- **Objective**: Please transcribe the data that follows without the pictures, keeping every word the same.

- **Data entries**:

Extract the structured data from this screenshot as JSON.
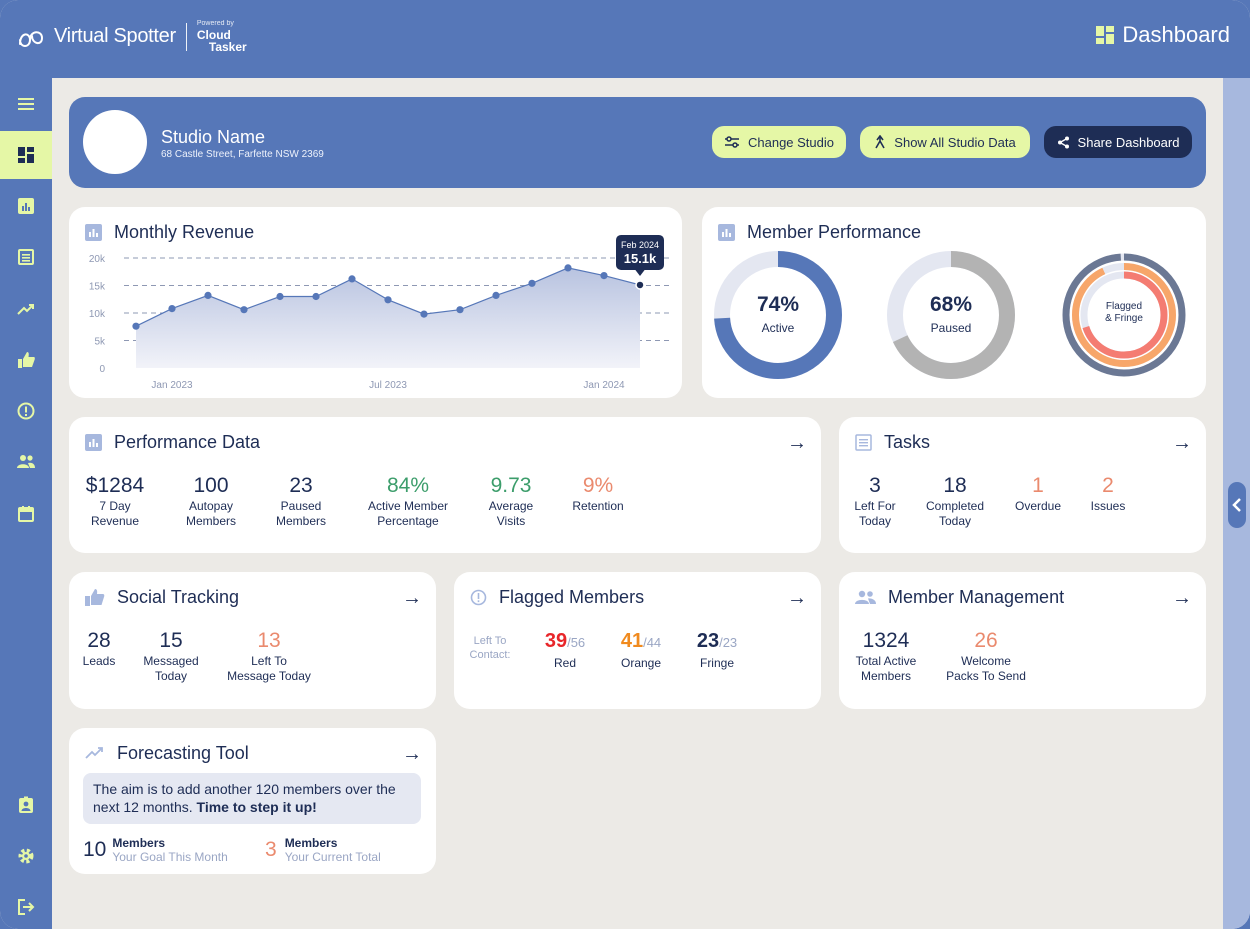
{
  "header": {
    "brand": "Virtual Spotter",
    "powered_by": "Powered by",
    "cloud": "Cloud",
    "tasker": "Tasker",
    "page_title": "Dashboard"
  },
  "studio": {
    "name": "Studio Name",
    "address": "68 Castle Street, Farfette NSW 2369",
    "buttons": {
      "change": "Change Studio",
      "show_all": "Show All Studio Data",
      "share": "Share Dashboard"
    }
  },
  "revenue": {
    "title": "Monthly Revenue",
    "tooltip": {
      "label": "Feb 2024",
      "value": "15.1k"
    }
  },
  "chart_data": {
    "type": "area",
    "title": "Monthly Revenue",
    "x": [
      "Dec 2022",
      "Jan 2023",
      "Feb 2023",
      "Mar 2023",
      "Apr 2023",
      "May 2023",
      "Jun 2023",
      "Jul 2023",
      "Aug 2023",
      "Sep 2023",
      "Oct 2023",
      "Nov 2023",
      "Dec 2023",
      "Jan 2024",
      "Feb 2024"
    ],
    "values": [
      7600,
      10800,
      13200,
      10600,
      13000,
      13000,
      16200,
      12400,
      9800,
      10600,
      13200,
      15400,
      18200,
      16800,
      15100
    ],
    "ylim": [
      0,
      20000
    ],
    "y_ticks": [
      "0",
      "5k",
      "10k",
      "15k",
      "20k"
    ],
    "x_tick_labels": [
      {
        "label": "Jan 2023",
        "index": 1
      },
      {
        "label": "Jul 2023",
        "index": 7
      },
      {
        "label": "Jan 2024",
        "index": 13
      }
    ],
    "grid": true,
    "highlight_index": 14
  },
  "member_performance": {
    "title": "Member Performance",
    "active": {
      "value": "74%",
      "label": "Active",
      "fraction": 0.74,
      "color": "#5677b8"
    },
    "paused": {
      "value": "68%",
      "label": "Paused",
      "fraction": 0.68,
      "color": "#b3b3b3"
    },
    "flagged": {
      "label1": "Flagged",
      "label2": "& Fringe"
    }
  },
  "performance_data": {
    "title": "Performance Data",
    "stats": [
      {
        "value": "$1284",
        "label1": "7 Day",
        "label2": "Revenue",
        "color": "navy"
      },
      {
        "value": "100",
        "label1": "Autopay",
        "label2": "Members",
        "color": "navy"
      },
      {
        "value": "23",
        "label1": "Paused",
        "label2": "Members",
        "color": "navy"
      },
      {
        "value": "84%",
        "label1": "Active Member",
        "label2": "Percentage",
        "color": "green"
      },
      {
        "value": "9.73",
        "label1": "Average",
        "label2": "Visits",
        "color": "green"
      },
      {
        "value": "9%",
        "label1": "Retention",
        "label2": "",
        "color": "salmon"
      }
    ]
  },
  "tasks": {
    "title": "Tasks",
    "stats": [
      {
        "value": "3",
        "label1": "Left For",
        "label2": "Today"
      },
      {
        "value": "18",
        "label1": "Completed",
        "label2": "Today"
      },
      {
        "value": "1",
        "label1": "Overdue",
        "label2": ""
      },
      {
        "value": "2",
        "label1": "Issues",
        "label2": ""
      }
    ]
  },
  "social": {
    "title": "Social Tracking",
    "stats": [
      {
        "value": "28",
        "label1": "Leads",
        "label2": ""
      },
      {
        "value": "15",
        "label1": "Messaged",
        "label2": "Today"
      },
      {
        "value": "13",
        "label1": "Left To",
        "label2": "Message Today"
      }
    ]
  },
  "flagged": {
    "title": "Flagged Members",
    "left_label1": "Left To",
    "left_label2": "Contact:",
    "red": {
      "value": "39",
      "of": "/56",
      "label": "Red"
    },
    "orange": {
      "value": "41",
      "of": "/44",
      "label": "Orange"
    },
    "fringe": {
      "value": "23",
      "of": "/23",
      "label": "Fringe"
    }
  },
  "member_management": {
    "title": "Member Management",
    "stats": [
      {
        "value": "1324",
        "label1": "Total Active",
        "label2": "Members"
      },
      {
        "value": "26",
        "label1": "Welcome",
        "label2": "Packs To Send"
      }
    ]
  },
  "forecasting": {
    "title": "Forecasting Tool",
    "message_normal": "The aim is to add another 120 members over the next 12 months. ",
    "message_bold": "Time to step it up!",
    "goal": {
      "value": "10",
      "title": "Members",
      "sub": "Your Goal This Month"
    },
    "current": {
      "value": "3",
      "title": "Members",
      "sub": "Your Current Total"
    }
  },
  "icons": {
    "sidebar": [
      "menu-icon",
      "dashboard-icon",
      "bar-chart-icon",
      "list-icon",
      "trending-icon",
      "thumbs-up-icon",
      "alert-icon",
      "people-icon",
      "calendar-icon",
      "badge-icon",
      "gear-icon",
      "logout-icon"
    ],
    "accent_lime": "#e5f7a6",
    "brand_blue": "#5677b8",
    "navy": "#1e2d55"
  }
}
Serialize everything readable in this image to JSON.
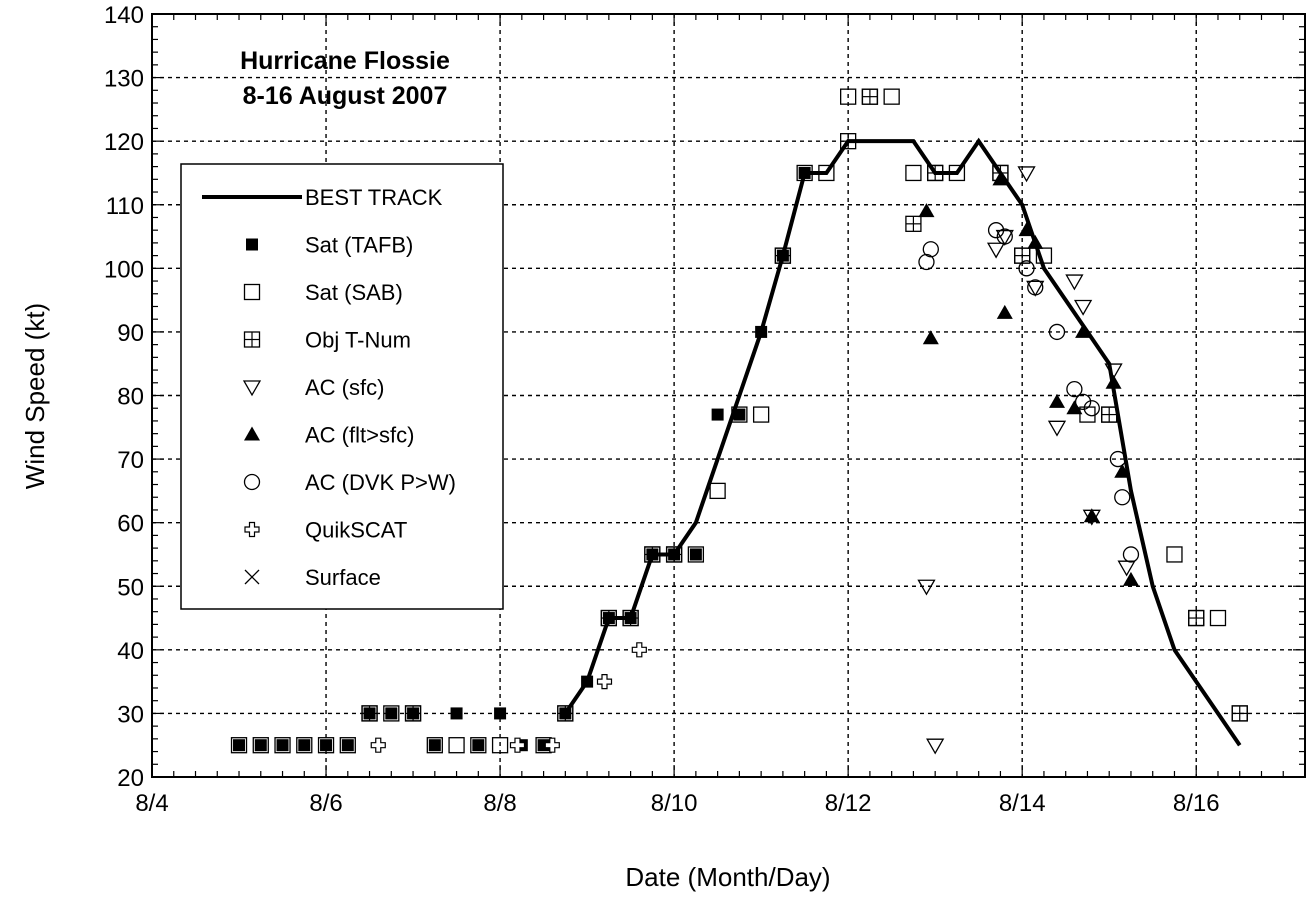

- **Finished answer**:
Extract the structured data from this screenshot as JSON.
{
  "header": {
    "brand": "Virtual Spotter",
    "powered_by": "Powered by",
    "cloud": "Cloud",
    "tasker": "Tasker",
    "page_title": "Dashboard"
  },
  "studio": {
    "name": "Studio Name",
    "address": "68 Castle Street, Farfette NSW 2369",
    "buttons": {
      "change": "Change Studio",
      "show_all": "Show All Studio Data",
      "share": "Share Dashboard"
    }
  },
  "revenue": {
    "title": "Monthly Revenue",
    "tooltip": {
      "label": "Feb 2024",
      "value": "15.1k"
    }
  },
  "chart_data": {
    "type": "area",
    "title": "Monthly Revenue",
    "x": [
      "Dec 2022",
      "Jan 2023",
      "Feb 2023",
      "Mar 2023",
      "Apr 2023",
      "May 2023",
      "Jun 2023",
      "Jul 2023",
      "Aug 2023",
      "Sep 2023",
      "Oct 2023",
      "Nov 2023",
      "Dec 2023",
      "Jan 2024",
      "Feb 2024"
    ],
    "values": [
      7600,
      10800,
      13200,
      10600,
      13000,
      13000,
      16200,
      12400,
      9800,
      10600,
      13200,
      15400,
      18200,
      16800,
      15100
    ],
    "ylim": [
      0,
      20000
    ],
    "y_ticks": [
      "0",
      "5k",
      "10k",
      "15k",
      "20k"
    ],
    "x_tick_labels": [
      {
        "label": "Jan 2023",
        "index": 1
      },
      {
        "label": "Jul 2023",
        "index": 7
      },
      {
        "label": "Jan 2024",
        "index": 13
      }
    ],
    "grid": true,
    "highlight_index": 14
  },
  "member_performance": {
    "title": "Member Performance",
    "active": {
      "value": "74%",
      "label": "Active",
      "fraction": 0.74,
      "color": "#5677b8"
    },
    "paused": {
      "value": "68%",
      "label": "Paused",
      "fraction": 0.68,
      "color": "#b3b3b3"
    },
    "flagged": {
      "label1": "Flagged",
      "label2": "& Fringe"
    }
  },
  "performance_data": {
    "title": "Performance Data",
    "stats": [
      {
        "value": "$1284",
        "label1": "7 Day",
        "label2": "Revenue",
        "color": "navy"
      },
      {
        "value": "100",
        "label1": "Autopay",
        "label2": "Members",
        "color": "navy"
      },
      {
        "value": "23",
        "label1": "Paused",
        "label2": "Members",
        "color": "navy"
      },
      {
        "value": "84%",
        "label1": "Active Member",
        "label2": "Percentage",
        "color": "green"
      },
      {
        "value": "9.73",
        "label1": "Average",
        "label2": "Visits",
        "color": "green"
      },
      {
        "value": "9%",
        "label1": "Retention",
        "label2": "",
        "color": "salmon"
      }
    ]
  },
  "tasks": {
    "title": "Tasks",
    "stats": [
      {
        "value": "3",
        "label1": "Left For",
        "label2": "Today"
      },
      {
        "value": "18",
        "label1": "Completed",
        "label2": "Today"
      },
      {
        "value": "1",
        "label1": "Overdue",
        "label2": ""
      },
      {
        "value": "2",
        "label1": "Issues",
        "label2": ""
      }
    ]
  },
  "social": {
    "title": "Social Tracking",
    "stats": [
      {
        "value": "28",
        "label1": "Leads",
        "label2": ""
      },
      {
        "value": "15",
        "label1": "Messaged",
        "label2": "Today"
      },
      {
        "value": "13",
        "label1": "Left To",
        "label2": "Message Today"
      }
    ]
  },
  "flagged": {
    "title": "Flagged Members",
    "left_label1": "Left To",
    "left_label2": "Contact:",
    "red": {
      "value": "39",
      "of": "/56",
      "label": "Red"
    },
    "orange": {
      "value": "41",
      "of": "/44",
      "label": "Orange"
    },
    "fringe": {
      "value": "23",
      "of": "/23",
      "label": "Fringe"
    }
  },
  "member_management": {
    "title": "Member Management",
    "stats": [
      {
        "value": "1324",
        "label1": "Total Active",
        "label2": "Members"
      },
      {
        "value": "26",
        "label1": "Welcome",
        "label2": "Packs To Send"
      }
    ]
  },
  "forecasting": {
    "title": "Forecasting Tool",
    "message_normal": "The aim is to add another 120 members over the next 12 months. ",
    "message_bold": "Time to step it up!",
    "goal": {
      "value": "10",
      "title": "Members",
      "sub": "Your Goal This Month"
    },
    "current": {
      "value": "3",
      "title": "Members",
      "sub": "Your Current Total"
    }
  },
  "icons": {
    "sidebar": [
      "menu-icon",
      "dashboard-icon",
      "bar-chart-icon",
      "list-icon",
      "trending-icon",
      "thumbs-up-icon",
      "alert-icon",
      "people-icon",
      "calendar-icon",
      "badge-icon",
      "gear-icon",
      "logout-icon"
    ],
    "accent_lime": "#e5f7a6",
    "brand_blue": "#5677b8",
    "navy": "#1e2d55"
  }
}
Serialize everything readable in this image to JSON.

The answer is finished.